%%

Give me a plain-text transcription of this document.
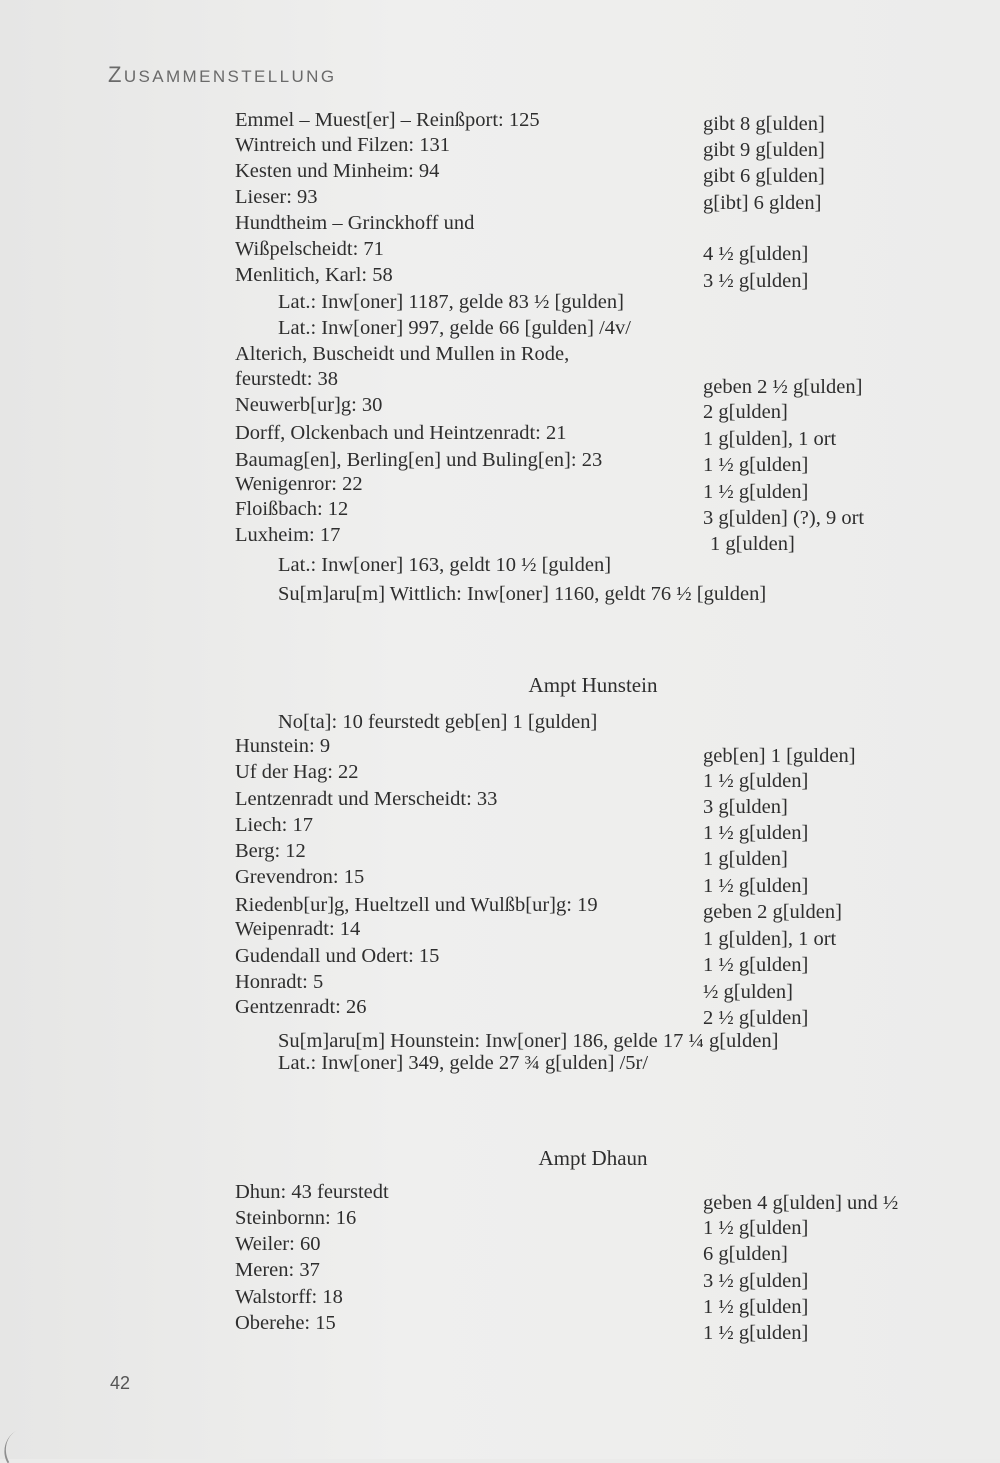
ZUSAMMENSTELLUNG
Emmel – Muest[er] – Reinßport: 125	gibt 8 g[ulden]
Wintreich und Filzen: 131	gibt 9 g[ulden]
Kesten und Minheim: 94	gibt 6 g[ulden]
Lieser: 93	g[ibt] 6 glden]
Hundtheim – Grinckhoff und
Wißpelscheidt: 71	4 ½ g[ulden]
Menlitich, Karl: 58	3 ½ g[ulden]
Lat.: Inw[oner] 1187, gelde 83 ½ [gulden]
Lat.: Inw[oner] 997, gelde 66 [gulden] /4v/
Alterich, Buscheidt und Mullen in Rode,
feurstedt: 38	geben 2 ½ g[ulden]
Neuwerb[ur]g: 30	2 g[ulden]
Dorff, Olckenbach und Heintzenradt: 21	1 g[ulden], 1 ort
Baumag[en], Berling[en] und Buling[en]: 23	1 ½ g[ulden]
Wenigenror: 22	1 ½ g[ulden]
Floißbach: 12	3 g[ulden] (?), 9 ort
Luxheim: 17	1 g[ulden]
Lat.: Inw[oner] 163, geldt 10 ½ [gulden]
Su[m]aru[m] Wittlich: Inw[oner] 1160, geldt 76 ½ [gulden]
Ampt Hunstein
No[ta]: 10 feurstedt geb[en] 1 [gulden]
Hunstein: 9	geb[en] 1 [gulden]
Uf der Hag: 22	1 ½ g[ulden]
Lentzenradt und Merscheidt: 33	3 g[ulden]
Liech: 17	1 ½ g[ulden]
Berg: 12	1 g[ulden]
Grevendron: 15	1 ½ g[ulden]
Riedenb[ur]g, Hueltzell und Wulßb[ur]g: 19	geben 2 g[ulden]
Weipenradt: 14	1 g[ulden], 1 ort
Gudendall und Odert: 15	1 ½ g[ulden]
Honradt: 5	½ g[ulden]
Gentzenradt: 26	2 ½ g[ulden]
Su[m]aru[m] Hounstein: Inw[oner] 186, gelde 17 ¼ g[ulden]
Lat.: Inw[oner] 349, gelde 27 ¾ g[ulden] /5r/
Ampt Dhaun
Dhun: 43 feurstedt	geben 4 g[ulden] und ½
Steinbornn: 16	1 ½ g[ulden]
Weiler: 60	6 g[ulden]
Meren: 37	3 ½ g[ulden]
Walstorff: 18	1 ½ g[ulden]
Oberehe: 15	1 ½ g[ulden]
42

%%

Leave images out of the retyped records; keep all else exact.

Give me a plain-text transcription of this document.
ZUSAMMENSTELLUNG
Emmel – Muest[er] – Reinßport: 125	gibt 8 g[ulden]
Wintreich und Filzen: 131	gibt 9 g[ulden]
Kesten und Minheim: 94	gibt 6 g[ulden]
Lieser: 93	g[ibt] 6 glden]
Hundtheim – Grinckhoff und
Wißpelscheidt: 71	4 ½ g[ulden]
Menlitich, Karl: 58	3 ½ g[ulden]
Lat.: Inw[oner] 1187, gelde 83 ½ [gulden]
Lat.: Inw[oner] 997, gelde 66 [gulden] /4v/
Alterich, Buscheidt und Mullen in Rode,
feurstedt: 38	geben 2 ½ g[ulden]
Neuwerb[ur]g: 30	2 g[ulden]
Dorff, Olckenbach und Heintzenradt: 21	1 g[ulden], 1 ort
Baumag[en], Berling[en] und Buling[en]: 23	1 ½ g[ulden]
Wenigenror: 22	1 ½ g[ulden]
Floißbach: 12	3 g[ulden] (?), 9 ort
Luxheim: 17	1 g[ulden]
Lat.: Inw[oner] 163, geldt 10 ½ [gulden]
Su[m]aru[m] Wittlich: Inw[oner] 1160, geldt 76 ½ [gulden]
Ampt Hunstein
No[ta]: 10 feurstedt geb[en] 1 [gulden]
Hunstein: 9	geb[en] 1 [gulden]
Uf der Hag: 22	1 ½ g[ulden]
Lentzenradt und Merscheidt: 33	3 g[ulden]
Liech: 17	1 ½ g[ulden]
Berg: 12	1 g[ulden]
Grevendron: 15	1 ½ g[ulden]
Riedenb[ur]g, Hueltzell und Wulßb[ur]g: 19	geben 2 g[ulden]
Weipenradt: 14	1 g[ulden], 1 ort
Gudendall und Odert: 15	1 ½ g[ulden]
Honradt: 5	½ g[ulden]
Gentzenradt: 26	2 ½ g[ulden]
Su[m]aru[m] Hounstein: Inw[oner] 186, gelde 17 ¼ g[ulden]
Lat.: Inw[oner] 349, gelde 27 ¾ g[ulden] /5r/
Ampt Dhaun
Dhun: 43 feurstedt	geben 4 g[ulden] und ½
Steinbornn: 16	1 ½ g[ulden]
Weiler: 60	6 g[ulden]
Meren: 37	3 ½ g[ulden]
Walstorff: 18	1 ½ g[ulden]
Oberehe: 15	1 ½ g[ulden]
42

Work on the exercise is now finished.